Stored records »
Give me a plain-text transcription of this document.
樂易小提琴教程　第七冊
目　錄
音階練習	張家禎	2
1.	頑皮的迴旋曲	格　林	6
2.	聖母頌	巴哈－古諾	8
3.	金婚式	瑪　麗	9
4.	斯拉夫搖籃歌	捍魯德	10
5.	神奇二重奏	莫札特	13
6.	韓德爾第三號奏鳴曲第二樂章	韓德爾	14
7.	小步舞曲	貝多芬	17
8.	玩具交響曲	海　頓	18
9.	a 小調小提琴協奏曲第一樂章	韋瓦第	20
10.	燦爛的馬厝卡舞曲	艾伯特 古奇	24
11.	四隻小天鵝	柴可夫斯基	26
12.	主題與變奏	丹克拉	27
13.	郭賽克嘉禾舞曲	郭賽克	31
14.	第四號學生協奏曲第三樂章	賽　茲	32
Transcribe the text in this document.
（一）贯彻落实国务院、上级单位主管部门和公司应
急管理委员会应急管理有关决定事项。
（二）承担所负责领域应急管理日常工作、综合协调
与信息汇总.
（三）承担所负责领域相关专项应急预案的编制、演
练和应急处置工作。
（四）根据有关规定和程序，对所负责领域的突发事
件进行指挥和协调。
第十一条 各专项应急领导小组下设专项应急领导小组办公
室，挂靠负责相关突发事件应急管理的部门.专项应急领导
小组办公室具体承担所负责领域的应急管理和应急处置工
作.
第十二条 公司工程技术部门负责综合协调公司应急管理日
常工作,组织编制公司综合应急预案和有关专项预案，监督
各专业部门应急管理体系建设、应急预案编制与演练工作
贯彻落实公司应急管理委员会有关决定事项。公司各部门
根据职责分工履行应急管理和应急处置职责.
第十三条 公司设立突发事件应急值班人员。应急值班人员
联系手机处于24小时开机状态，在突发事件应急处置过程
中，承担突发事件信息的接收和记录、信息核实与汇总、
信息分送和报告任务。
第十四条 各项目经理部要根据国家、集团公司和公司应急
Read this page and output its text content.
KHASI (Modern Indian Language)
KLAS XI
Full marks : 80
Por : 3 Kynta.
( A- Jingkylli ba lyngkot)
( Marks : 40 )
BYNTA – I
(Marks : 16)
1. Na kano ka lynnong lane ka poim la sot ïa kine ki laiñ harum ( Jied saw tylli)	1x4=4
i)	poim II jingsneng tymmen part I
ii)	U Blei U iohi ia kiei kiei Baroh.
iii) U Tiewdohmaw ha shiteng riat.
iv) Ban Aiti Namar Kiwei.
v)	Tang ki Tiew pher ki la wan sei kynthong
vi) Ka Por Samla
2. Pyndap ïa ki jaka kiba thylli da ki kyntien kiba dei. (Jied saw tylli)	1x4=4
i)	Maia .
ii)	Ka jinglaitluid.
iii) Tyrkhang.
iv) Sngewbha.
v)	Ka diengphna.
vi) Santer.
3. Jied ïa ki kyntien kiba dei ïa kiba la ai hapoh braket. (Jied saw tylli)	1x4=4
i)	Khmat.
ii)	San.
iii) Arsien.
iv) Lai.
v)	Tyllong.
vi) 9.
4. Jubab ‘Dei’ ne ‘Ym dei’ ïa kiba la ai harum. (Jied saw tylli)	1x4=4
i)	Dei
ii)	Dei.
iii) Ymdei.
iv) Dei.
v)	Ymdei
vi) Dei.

WHAT NEEDS TO BE DONE » Isolate the lines above that contain the word "text" and copy them.

OUTPUT FOR THIS TASK »
Give me a plain-text transcription of this document.
Transcribe the text in this document.
Read this page and output its text content.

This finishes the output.